▶ _Data extract_:
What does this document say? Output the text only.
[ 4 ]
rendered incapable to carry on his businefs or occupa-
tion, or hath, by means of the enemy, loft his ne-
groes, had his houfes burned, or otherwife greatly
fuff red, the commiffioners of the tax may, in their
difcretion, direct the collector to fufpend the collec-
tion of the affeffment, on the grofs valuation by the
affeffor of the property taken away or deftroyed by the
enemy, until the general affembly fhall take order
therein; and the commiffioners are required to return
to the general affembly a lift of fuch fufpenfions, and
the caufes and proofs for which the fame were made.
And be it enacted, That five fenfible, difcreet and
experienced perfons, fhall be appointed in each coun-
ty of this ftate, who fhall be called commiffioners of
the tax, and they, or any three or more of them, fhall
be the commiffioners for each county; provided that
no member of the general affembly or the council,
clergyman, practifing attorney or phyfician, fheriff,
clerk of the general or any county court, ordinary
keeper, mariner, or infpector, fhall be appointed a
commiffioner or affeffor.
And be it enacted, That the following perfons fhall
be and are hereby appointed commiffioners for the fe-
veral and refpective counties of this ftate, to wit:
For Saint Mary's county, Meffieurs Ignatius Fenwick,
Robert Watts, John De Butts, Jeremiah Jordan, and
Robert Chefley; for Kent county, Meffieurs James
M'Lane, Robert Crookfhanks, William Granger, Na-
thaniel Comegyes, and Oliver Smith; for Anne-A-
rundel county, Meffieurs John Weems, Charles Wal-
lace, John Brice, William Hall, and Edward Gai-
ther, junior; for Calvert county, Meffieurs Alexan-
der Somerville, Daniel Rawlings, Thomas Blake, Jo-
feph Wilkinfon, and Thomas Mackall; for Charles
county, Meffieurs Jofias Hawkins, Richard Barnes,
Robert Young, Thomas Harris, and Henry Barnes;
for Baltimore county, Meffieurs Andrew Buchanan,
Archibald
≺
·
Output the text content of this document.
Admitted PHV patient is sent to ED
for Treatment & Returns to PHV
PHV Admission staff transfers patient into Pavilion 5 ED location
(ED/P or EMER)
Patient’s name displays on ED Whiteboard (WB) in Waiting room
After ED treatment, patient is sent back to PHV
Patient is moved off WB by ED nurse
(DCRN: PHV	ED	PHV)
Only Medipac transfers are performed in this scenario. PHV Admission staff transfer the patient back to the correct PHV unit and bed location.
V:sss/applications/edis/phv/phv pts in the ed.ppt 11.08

==

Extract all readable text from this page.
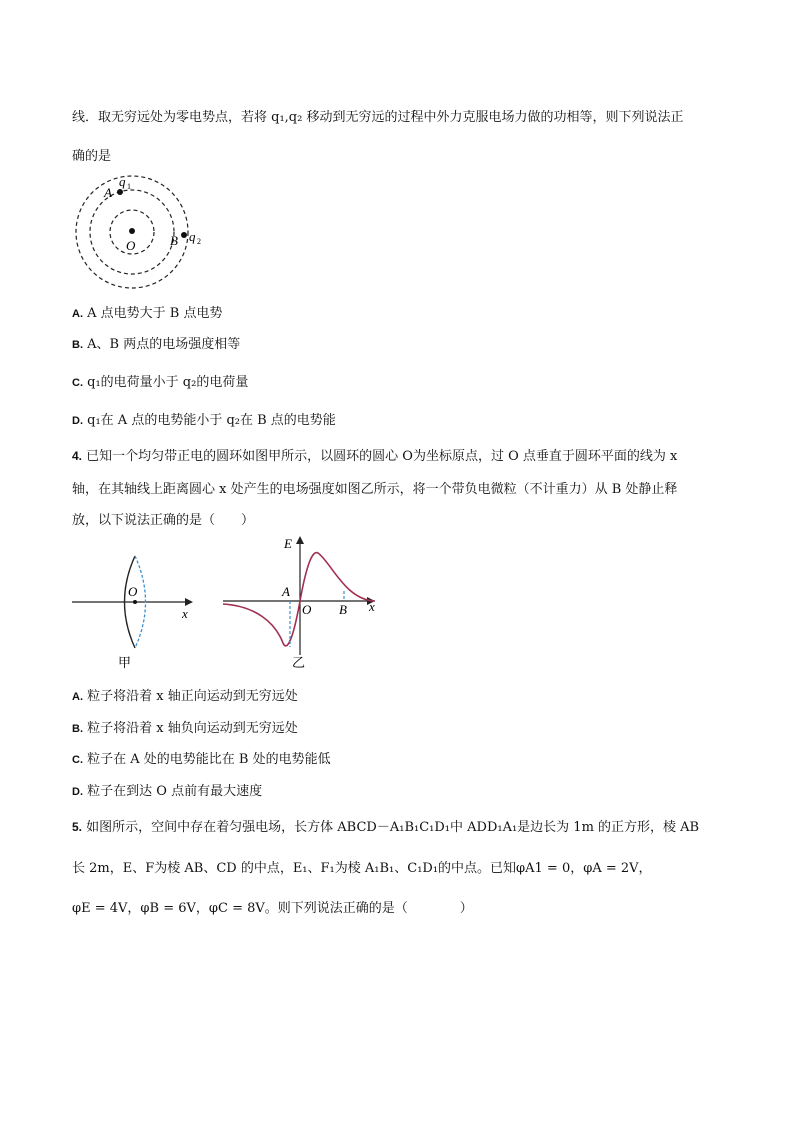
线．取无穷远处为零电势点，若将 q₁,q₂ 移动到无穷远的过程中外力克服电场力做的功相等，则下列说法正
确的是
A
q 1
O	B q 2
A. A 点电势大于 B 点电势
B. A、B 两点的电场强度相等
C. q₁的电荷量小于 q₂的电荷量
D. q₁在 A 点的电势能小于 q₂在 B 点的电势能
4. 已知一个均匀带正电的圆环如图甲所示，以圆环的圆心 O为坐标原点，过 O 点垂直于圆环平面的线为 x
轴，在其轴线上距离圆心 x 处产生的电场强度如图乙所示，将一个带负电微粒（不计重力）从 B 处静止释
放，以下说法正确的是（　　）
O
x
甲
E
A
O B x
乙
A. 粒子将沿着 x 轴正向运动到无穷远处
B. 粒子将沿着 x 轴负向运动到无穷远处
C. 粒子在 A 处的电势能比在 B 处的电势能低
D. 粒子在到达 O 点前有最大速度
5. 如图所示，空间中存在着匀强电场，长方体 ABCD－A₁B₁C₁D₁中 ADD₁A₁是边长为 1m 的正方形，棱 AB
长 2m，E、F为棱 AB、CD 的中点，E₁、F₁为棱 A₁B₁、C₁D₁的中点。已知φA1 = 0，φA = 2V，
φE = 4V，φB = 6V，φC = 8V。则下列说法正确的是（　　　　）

▶ _Your task_: Search the data above for the string "Charles" and return every line that has it.

▶ _Expected answer_:
rundel county, Meffieurs John Weems, Charles Wal-
feph Wilkinfon, and Thomas Mackall; for Charles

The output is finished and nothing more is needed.